Entries shown:

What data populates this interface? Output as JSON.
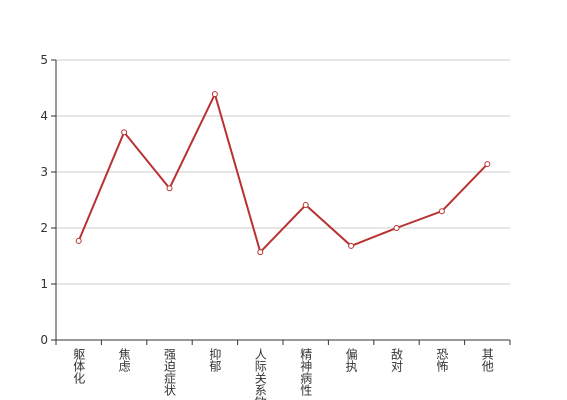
{
  "chart_data": {
    "type": "line",
    "categories": [
      "躯体化",
      "焦虑",
      "强迫症状",
      "抑郁",
      "人际关系敏感",
      "精神病性",
      "偏执",
      "敌对",
      "恐怖",
      "其他"
    ],
    "series": [
      {
        "color": "#b83232",
        "values": [
          1.77,
          3.71,
          2.71,
          4.39,
          1.57,
          2.41,
          1.68,
          2.0,
          2.3,
          3.14
        ]
      }
    ],
    "ylim": [
      0,
      5
    ],
    "yticks": [
      0,
      1,
      2,
      3,
      4,
      5
    ],
    "grid": true
  }
}
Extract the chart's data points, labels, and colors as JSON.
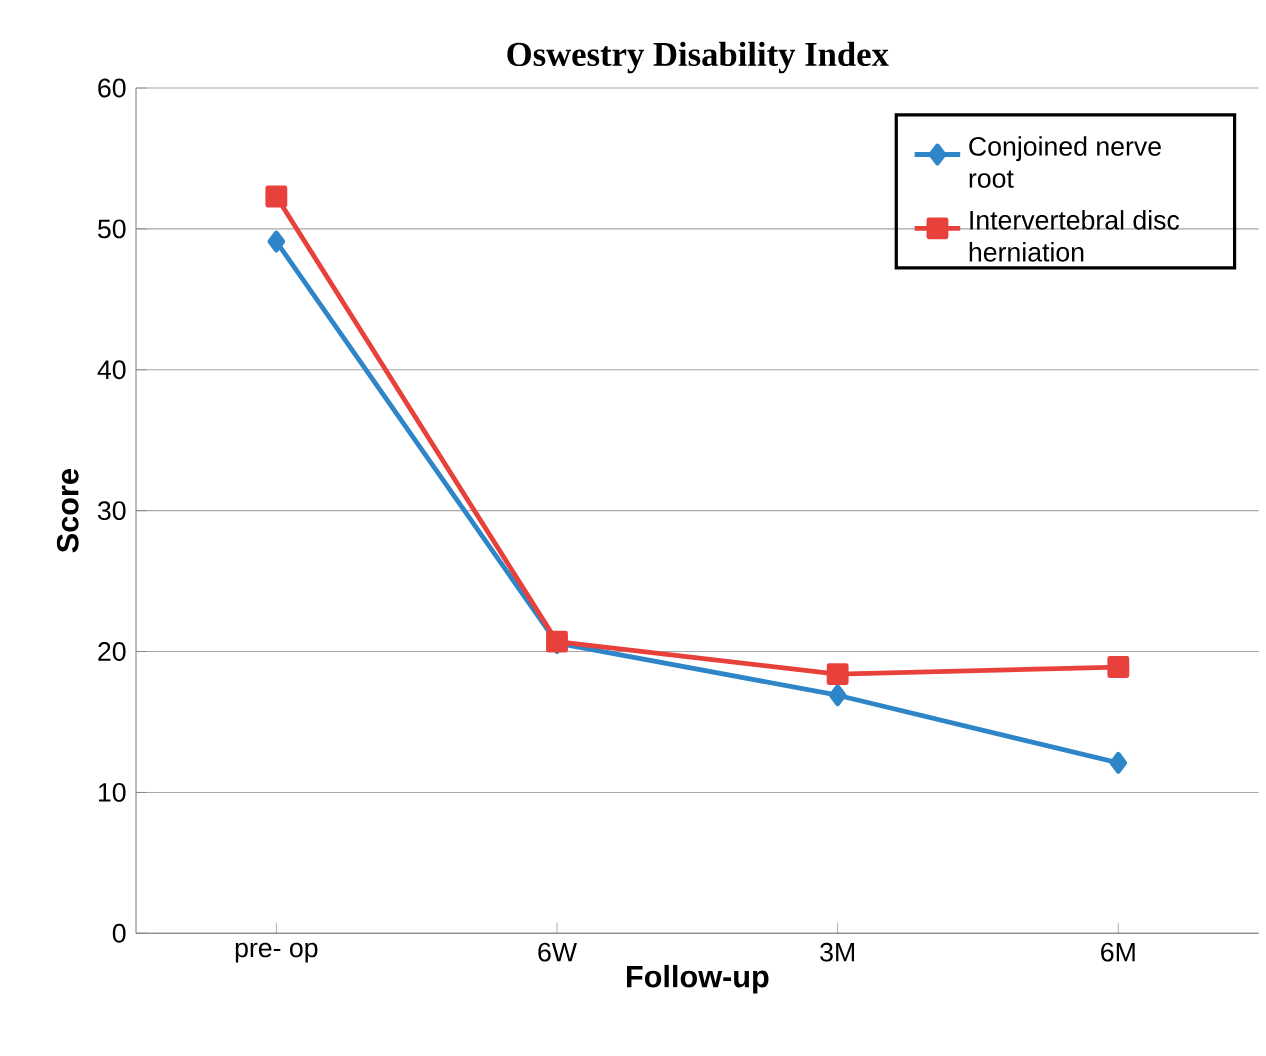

Exercise task: Every entry above is to be set down exactly; the pictures are to be left out.

Solution for this exercise:
What data populates this interface? Output as JSON.
{
  "chart_data": {
    "type": "line",
    "categories": [
      "躯体化",
      "焦虑",
      "强迫症状",
      "抑郁",
      "人际关系敏感",
      "精神病性",
      "偏执",
      "敌对",
      "恐怖",
      "其他"
    ],
    "series": [
      {
        "color": "#b83232",
        "values": [
          1.77,
          3.71,
          2.71,
          4.39,
          1.57,
          2.41,
          1.68,
          2.0,
          2.3,
          3.14
        ]
      }
    ],
    "ylim": [
      0,
      5
    ],
    "yticks": [
      0,
      1,
      2,
      3,
      4,
      5
    ],
    "grid": true
  }
}
Extract the chart's data points, labels, and colors as JSON.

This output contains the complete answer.